● **REQUIREMENTS**:
Copy out all lines carrying the word "name".

____ PROVIDED MATERIAL

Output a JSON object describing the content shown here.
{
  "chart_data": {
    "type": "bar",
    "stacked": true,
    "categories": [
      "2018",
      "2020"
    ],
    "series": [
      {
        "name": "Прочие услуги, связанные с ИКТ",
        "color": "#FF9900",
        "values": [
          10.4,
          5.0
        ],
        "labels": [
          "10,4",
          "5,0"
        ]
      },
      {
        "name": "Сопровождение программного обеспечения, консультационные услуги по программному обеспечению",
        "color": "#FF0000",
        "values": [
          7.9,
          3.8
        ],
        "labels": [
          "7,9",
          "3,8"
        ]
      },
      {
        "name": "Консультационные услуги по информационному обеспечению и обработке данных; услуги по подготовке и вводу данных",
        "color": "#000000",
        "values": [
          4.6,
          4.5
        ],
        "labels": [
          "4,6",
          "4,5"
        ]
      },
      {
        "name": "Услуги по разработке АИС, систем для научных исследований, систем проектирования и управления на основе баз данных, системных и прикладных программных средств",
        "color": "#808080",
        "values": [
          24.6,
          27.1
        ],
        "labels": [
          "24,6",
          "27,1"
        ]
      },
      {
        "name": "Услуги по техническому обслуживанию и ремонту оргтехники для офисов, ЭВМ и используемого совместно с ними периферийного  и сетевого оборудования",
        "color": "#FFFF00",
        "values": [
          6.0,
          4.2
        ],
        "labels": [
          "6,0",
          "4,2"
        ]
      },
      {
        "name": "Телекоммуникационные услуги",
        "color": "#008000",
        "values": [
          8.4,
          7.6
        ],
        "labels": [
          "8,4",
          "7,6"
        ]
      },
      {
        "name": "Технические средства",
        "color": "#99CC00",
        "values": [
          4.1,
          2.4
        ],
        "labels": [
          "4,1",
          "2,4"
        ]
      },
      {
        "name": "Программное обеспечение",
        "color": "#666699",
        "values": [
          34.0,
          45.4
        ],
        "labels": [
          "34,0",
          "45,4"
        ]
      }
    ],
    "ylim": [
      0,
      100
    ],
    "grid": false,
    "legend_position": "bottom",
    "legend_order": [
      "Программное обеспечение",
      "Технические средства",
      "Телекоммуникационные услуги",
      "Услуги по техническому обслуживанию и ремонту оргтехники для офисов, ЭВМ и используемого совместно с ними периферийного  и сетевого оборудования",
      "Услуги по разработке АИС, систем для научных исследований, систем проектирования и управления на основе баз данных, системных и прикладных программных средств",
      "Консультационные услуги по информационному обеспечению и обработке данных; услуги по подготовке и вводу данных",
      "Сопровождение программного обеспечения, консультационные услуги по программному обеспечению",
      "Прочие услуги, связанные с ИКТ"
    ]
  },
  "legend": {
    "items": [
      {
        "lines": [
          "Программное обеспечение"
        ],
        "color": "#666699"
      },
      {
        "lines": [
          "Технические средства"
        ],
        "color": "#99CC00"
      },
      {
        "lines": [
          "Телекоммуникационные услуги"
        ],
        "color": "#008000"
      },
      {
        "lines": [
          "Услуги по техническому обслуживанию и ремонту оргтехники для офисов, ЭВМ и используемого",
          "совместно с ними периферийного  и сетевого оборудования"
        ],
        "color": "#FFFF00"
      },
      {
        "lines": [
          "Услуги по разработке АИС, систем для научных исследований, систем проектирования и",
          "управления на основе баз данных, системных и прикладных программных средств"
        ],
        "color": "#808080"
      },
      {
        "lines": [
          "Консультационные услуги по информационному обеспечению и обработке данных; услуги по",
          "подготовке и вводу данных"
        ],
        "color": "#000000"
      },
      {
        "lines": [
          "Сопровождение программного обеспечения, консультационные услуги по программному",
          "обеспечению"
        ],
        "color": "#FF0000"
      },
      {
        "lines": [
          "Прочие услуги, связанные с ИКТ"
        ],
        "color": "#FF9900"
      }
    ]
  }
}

________

● **REPLY TO THE TASK**:
        "name": "Прочие услуги, связанные с ИКТ",
        "name": "Сопровождение программного обеспечения, консультационные услуги по программному обеспечению",
        "name": "Консультационные услуги по информационному обеспечению и обработке данных; услуги по подготовке и вводу данных",
        "name": "Услуги по разработке АИС, систем для научных исследований, систем проектирования и управления на основе баз данных, системных и прикладных программных средств",
        "name": "Услуги по техническому обслуживанию и ремонту оргтехники для офисов, ЭВМ и используемого совместно с ними периферийного  и сетевого оборудования",
        "name": "Телекоммуникационные услуги",
        "name": "Технические средства",
        "name": "Программное обеспечение",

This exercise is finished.